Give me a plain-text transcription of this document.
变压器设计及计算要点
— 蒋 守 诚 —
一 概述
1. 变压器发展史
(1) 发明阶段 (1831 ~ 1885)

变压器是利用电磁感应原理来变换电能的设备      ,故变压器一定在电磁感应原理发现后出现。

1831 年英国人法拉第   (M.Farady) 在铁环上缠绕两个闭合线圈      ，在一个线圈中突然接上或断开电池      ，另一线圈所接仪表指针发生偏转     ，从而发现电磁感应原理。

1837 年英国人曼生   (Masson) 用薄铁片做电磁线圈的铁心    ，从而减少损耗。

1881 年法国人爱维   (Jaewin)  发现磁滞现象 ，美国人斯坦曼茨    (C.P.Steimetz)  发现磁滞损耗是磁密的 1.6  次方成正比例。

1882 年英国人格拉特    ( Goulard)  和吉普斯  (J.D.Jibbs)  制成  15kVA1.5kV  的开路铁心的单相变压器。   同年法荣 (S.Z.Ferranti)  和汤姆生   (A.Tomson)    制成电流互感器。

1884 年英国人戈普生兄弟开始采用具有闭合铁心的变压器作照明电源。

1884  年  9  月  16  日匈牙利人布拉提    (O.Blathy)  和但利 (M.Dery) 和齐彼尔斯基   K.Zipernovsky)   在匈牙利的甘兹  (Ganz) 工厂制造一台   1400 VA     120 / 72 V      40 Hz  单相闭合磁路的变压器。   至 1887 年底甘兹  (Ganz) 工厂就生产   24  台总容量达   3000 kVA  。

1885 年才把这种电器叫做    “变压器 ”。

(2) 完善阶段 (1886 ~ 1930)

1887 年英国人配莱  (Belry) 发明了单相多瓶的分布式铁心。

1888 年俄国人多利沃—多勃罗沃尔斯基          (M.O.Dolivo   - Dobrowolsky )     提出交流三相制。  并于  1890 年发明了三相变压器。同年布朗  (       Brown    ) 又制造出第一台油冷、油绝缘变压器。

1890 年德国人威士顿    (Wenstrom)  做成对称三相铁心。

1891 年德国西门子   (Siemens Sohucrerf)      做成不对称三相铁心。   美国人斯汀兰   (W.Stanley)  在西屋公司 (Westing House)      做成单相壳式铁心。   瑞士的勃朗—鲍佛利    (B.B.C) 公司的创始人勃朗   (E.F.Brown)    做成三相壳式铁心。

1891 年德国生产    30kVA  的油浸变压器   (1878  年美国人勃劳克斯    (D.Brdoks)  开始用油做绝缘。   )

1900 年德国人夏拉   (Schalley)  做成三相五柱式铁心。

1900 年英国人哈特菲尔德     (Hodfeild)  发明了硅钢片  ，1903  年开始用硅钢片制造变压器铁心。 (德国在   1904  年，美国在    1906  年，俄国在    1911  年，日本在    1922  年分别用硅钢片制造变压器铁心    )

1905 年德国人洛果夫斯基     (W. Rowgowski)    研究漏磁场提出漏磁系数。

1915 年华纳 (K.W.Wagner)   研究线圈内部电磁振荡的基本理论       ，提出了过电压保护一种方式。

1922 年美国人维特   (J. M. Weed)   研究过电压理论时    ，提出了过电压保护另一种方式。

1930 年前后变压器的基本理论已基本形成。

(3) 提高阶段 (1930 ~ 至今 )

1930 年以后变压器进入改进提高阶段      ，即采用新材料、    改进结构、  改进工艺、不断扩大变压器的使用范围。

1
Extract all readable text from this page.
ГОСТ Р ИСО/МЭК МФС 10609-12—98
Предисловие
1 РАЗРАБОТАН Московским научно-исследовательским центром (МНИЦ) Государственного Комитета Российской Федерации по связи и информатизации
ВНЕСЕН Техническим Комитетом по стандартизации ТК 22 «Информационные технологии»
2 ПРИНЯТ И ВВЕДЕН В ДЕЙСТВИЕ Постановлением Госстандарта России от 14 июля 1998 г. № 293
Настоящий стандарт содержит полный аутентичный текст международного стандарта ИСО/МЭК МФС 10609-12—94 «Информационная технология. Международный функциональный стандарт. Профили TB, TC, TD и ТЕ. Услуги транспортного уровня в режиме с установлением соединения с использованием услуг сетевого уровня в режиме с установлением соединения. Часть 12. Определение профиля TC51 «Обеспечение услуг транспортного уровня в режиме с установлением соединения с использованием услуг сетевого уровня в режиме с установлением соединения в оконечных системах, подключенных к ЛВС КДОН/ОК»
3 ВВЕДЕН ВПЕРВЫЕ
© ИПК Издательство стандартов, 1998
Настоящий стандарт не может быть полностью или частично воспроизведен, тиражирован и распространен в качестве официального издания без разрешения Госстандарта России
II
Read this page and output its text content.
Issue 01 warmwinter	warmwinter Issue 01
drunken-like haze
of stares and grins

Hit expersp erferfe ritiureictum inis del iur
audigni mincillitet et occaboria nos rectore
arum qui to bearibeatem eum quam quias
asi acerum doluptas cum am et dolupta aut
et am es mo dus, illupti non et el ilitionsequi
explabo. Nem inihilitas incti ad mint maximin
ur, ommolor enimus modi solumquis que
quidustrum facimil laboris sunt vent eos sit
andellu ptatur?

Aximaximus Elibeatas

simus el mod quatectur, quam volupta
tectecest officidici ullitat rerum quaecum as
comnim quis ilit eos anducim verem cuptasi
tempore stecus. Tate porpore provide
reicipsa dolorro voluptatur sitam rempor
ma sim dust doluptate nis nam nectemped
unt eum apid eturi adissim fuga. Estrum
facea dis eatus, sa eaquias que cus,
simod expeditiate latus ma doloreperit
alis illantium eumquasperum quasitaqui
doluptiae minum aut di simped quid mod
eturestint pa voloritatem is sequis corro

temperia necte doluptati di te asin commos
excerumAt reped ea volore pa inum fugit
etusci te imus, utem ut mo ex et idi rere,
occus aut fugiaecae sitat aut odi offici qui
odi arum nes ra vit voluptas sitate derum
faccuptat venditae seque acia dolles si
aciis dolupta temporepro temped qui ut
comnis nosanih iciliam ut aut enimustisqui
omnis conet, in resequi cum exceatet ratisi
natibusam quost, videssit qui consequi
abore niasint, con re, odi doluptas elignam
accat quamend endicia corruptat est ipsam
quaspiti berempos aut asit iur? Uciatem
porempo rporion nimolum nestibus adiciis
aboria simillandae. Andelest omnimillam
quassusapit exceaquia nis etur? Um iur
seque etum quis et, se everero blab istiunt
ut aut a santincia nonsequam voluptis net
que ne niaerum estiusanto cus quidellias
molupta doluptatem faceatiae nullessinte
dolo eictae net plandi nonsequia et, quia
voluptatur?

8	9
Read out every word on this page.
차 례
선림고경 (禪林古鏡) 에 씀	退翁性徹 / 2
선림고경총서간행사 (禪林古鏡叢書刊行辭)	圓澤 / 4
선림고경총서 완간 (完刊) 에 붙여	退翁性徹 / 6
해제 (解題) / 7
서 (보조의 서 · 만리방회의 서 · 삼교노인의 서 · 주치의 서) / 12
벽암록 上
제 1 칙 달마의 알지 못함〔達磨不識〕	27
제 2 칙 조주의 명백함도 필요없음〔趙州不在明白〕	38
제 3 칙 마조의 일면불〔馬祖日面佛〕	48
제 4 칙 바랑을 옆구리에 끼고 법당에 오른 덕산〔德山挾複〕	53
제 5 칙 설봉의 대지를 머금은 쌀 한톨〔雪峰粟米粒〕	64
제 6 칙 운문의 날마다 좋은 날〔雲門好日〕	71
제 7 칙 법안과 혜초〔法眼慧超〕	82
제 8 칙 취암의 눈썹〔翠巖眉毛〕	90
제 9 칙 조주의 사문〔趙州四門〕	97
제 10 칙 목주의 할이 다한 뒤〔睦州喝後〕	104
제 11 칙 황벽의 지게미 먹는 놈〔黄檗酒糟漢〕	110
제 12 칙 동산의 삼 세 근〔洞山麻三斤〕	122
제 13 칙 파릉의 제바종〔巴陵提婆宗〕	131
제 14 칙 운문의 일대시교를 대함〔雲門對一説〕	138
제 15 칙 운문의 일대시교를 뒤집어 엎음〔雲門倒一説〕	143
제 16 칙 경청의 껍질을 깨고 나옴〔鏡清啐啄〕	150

___

▸ **Challenge**
Locate all lines holding the word "退翁性徹", then copy them out.

▸ **Answer to the exercise**
선림고경 (禪林古鏡) 에 씀	退翁性徹 / 2
선림고경총서 완간 (完刊) 에 붙여	退翁性徹 / 6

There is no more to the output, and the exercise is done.